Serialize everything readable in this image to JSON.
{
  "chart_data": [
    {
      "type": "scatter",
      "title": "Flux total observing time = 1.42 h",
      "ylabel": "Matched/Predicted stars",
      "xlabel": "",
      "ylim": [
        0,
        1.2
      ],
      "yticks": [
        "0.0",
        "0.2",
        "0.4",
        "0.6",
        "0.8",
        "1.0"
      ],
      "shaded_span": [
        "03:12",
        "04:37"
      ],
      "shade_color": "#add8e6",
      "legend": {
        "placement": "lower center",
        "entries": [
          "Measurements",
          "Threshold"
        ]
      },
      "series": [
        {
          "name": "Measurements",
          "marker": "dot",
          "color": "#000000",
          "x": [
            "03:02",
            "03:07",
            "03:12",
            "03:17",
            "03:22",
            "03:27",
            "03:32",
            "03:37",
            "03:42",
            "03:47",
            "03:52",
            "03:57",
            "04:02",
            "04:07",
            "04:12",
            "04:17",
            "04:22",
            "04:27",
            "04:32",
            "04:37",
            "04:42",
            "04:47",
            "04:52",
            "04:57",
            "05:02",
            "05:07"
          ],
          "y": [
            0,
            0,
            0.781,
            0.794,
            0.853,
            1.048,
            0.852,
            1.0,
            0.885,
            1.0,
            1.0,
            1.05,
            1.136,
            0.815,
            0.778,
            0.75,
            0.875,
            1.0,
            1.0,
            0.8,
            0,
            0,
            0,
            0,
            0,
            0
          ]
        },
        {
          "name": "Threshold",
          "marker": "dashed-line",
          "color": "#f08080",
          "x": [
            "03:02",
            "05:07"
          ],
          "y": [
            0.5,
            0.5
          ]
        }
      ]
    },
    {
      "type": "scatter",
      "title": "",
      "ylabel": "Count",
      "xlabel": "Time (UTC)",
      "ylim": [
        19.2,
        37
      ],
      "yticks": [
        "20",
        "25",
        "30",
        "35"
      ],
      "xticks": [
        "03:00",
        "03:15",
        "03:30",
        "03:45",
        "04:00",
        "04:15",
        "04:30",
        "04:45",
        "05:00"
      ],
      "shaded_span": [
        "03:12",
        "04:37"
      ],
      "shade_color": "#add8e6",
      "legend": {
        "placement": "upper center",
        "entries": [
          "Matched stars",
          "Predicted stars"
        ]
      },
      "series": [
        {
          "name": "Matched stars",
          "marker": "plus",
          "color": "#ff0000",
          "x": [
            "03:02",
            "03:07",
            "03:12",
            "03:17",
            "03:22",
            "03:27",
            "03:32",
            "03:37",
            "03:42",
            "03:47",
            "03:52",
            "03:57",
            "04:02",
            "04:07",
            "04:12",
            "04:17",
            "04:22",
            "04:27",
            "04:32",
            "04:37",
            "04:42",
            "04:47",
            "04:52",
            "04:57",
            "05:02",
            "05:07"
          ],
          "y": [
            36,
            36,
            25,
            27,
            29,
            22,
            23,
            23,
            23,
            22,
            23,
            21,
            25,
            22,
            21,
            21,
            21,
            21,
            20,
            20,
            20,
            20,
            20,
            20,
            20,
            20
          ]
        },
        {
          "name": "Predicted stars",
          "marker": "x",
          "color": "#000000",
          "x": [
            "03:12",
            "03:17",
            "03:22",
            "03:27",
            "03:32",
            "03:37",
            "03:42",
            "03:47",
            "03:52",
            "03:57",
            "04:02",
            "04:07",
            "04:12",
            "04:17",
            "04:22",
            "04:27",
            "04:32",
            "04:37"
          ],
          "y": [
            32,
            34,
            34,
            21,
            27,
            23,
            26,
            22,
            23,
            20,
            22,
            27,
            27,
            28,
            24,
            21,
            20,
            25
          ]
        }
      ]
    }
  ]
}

## TO BE DONE
Would you write down every record again, exactly?

## THE REPLY
Serialize everything readable in this image to JSON.
{
  "chart_data": [
    {
      "type": "scatter",
      "title": "Flux total observing time = 1.42 h",
      "ylabel": "Matched/Predicted stars",
      "xlabel": "",
      "ylim": [
        0,
        1.2
      ],
      "yticks": [
        "0.0",
        "0.2",
        "0.4",
        "0.6",
        "0.8",
        "1.0"
      ],
      "shaded_span": [
        "03:12",
        "04:37"
      ],
      "shade_color": "#add8e6",
      "legend": {
        "placement": "lower center",
        "entries": [
          "Measurements",
          "Threshold"
        ]
      },
      "series": [
        {
          "name": "Measurements",
          "marker": "dot",
          "color": "#000000",
          "x": [
            "03:02",
            "03:07",
            "03:12",
            "03:17",
            "03:22",
            "03:27",
            "03:32",
            "03:37",
            "03:42",
            "03:47",
            "03:52",
            "03:57",
            "04:02",
            "04:07",
            "04:12",
            "04:17",
            "04:22",
            "04:27",
            "04:32",
            "04:37",
            "04:42",
            "04:47",
            "04:52",
            "04:57",
            "05:02",
            "05:07"
          ],
          "y": [
            0,
            0,
            0.781,
            0.794,
            0.853,
            1.048,
            0.852,
            1.0,
            0.885,
            1.0,
            1.0,
            1.05,
            1.136,
            0.815,
            0.778,
            0.75,
            0.875,
            1.0,
            1.0,
            0.8,
            0,
            0,
            0,
            0,
            0,
            0
          ]
        },
        {
          "name": "Threshold",
          "marker": "dashed-line",
          "color": "#f08080",
          "x": [
            "03:02",
            "05:07"
          ],
          "y": [
            0.5,
            0.5
          ]
        }
      ]
    },
    {
      "type": "scatter",
      "title": "",
      "ylabel": "Count",
      "xlabel": "Time (UTC)",
      "ylim": [
        19.2,
        37
      ],
      "yticks": [
        "20",
        "25",
        "30",
        "35"
      ],
      "xticks": [
        "03:00",
        "03:15",
        "03:30",
        "03:45",
        "04:00",
        "04:15",
        "04:30",
        "04:45",
        "05:00"
      ],
      "shaded_span": [
        "03:12",
        "04:37"
      ],
      "shade_color": "#add8e6",
      "legend": {
        "placement": "upper center",
        "entries": [
          "Matched stars",
          "Predicted stars"
        ]
      },
      "series": [
        {
          "name": "Matched stars",
          "marker": "plus",
          "color": "#ff0000",
          "x": [
            "03:02",
            "03:07",
            "03:12",
            "03:17",
            "03:22",
            "03:27",
            "03:32",
            "03:37",
            "03:42",
            "03:47",
            "03:52",
            "03:57",
            "04:02",
            "04:07",
            "04:12",
            "04:17",
            "04:22",
            "04:27",
            "04:32",
            "04:37",
            "04:42",
            "04:47",
            "04:52",
            "04:57",
            "05:02",
            "05:07"
          ],
          "y": [
            36,
            36,
            25,
            27,
            29,
            22,
            23,
            23,
            23,
            22,
            23,
            21,
            25,
            22,
            21,
            21,
            21,
            21,
            20,
            20,
            20,
            20,
            20,
            20,
            20,
            20
          ]
        },
        {
          "name": "Predicted stars",
          "marker": "x",
          "color": "#000000",
          "x": [
            "03:12",
            "03:17",
            "03:22",
            "03:27",
            "03:32",
            "03:37",
            "03:42",
            "03:47",
            "03:52",
            "03:57",
            "04:02",
            "04:07",
            "04:12",
            "04:17",
            "04:22",
            "04:27",
            "04:32",
            "04:37"
          ],
          "y": [
            32,
            34,
            34,
            21,
            27,
            23,
            26,
            22,
            23,
            20,
            22,
            27,
            27,
            28,
            24,
            21,
            20,
            25
          ]
        }
      ]
    }
  ]
}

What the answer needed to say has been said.